(Stored entries)
········

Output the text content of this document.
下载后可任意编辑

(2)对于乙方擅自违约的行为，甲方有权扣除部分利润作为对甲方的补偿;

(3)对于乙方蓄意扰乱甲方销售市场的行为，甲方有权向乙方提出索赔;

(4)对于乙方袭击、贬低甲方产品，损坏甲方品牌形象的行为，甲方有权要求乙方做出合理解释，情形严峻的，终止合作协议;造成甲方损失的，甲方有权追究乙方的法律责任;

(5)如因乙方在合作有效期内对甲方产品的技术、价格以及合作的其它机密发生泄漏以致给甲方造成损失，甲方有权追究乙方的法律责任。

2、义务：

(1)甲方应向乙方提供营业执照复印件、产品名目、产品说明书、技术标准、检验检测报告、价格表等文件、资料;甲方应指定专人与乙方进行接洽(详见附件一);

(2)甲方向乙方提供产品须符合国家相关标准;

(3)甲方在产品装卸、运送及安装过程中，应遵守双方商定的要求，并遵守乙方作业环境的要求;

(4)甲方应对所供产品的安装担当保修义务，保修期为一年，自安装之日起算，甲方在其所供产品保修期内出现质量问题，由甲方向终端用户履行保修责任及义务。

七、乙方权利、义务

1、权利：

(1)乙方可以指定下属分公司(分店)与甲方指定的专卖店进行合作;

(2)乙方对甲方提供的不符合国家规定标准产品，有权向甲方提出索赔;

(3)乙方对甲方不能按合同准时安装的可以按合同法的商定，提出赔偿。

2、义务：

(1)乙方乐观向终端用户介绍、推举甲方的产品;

········

### Goal
Extract every entry above as it appears.

### The solution
Output the text content of this document.
下载后可任意编辑

(2)对于乙方擅自违约的行为，甲方有权扣除部分利润作为对甲方的补偿;

(3)对于乙方蓄意扰乱甲方销售市场的行为，甲方有权向乙方提出索赔;

(4)对于乙方袭击、贬低甲方产品，损坏甲方品牌形象的行为，甲方有权要求乙方做出合理解释，情形严峻的，终止合作协议;造成甲方损失的，甲方有权追究乙方的法律责任;

(5)如因乙方在合作有效期内对甲方产品的技术、价格以及合作的其它机密发生泄漏以致给甲方造成损失，甲方有权追究乙方的法律责任。

2、义务：

(1)甲方应向乙方提供营业执照复印件、产品名目、产品说明书、技术标准、检验检测报告、价格表等文件、资料;甲方应指定专人与乙方进行接洽(详见附件一);

(2)甲方向乙方提供产品须符合国家相关标准;

(3)甲方在产品装卸、运送及安装过程中，应遵守双方商定的要求，并遵守乙方作业环境的要求;

(4)甲方应对所供产品的安装担当保修义务，保修期为一年，自安装之日起算，甲方在其所供产品保修期内出现质量问题，由甲方向终端用户履行保修责任及义务。

七、乙方权利、义务

1、权利：

(1)乙方可以指定下属分公司(分店)与甲方指定的专卖店进行合作;

(2)乙方对甲方提供的不符合国家规定标准产品，有权向甲方提出索赔;

(3)乙方对甲方不能按合同准时安装的可以按合同法的商定，提出赔偿。

2、义务：

(1)乙方乐观向终端用户介绍、推举甲方的产品;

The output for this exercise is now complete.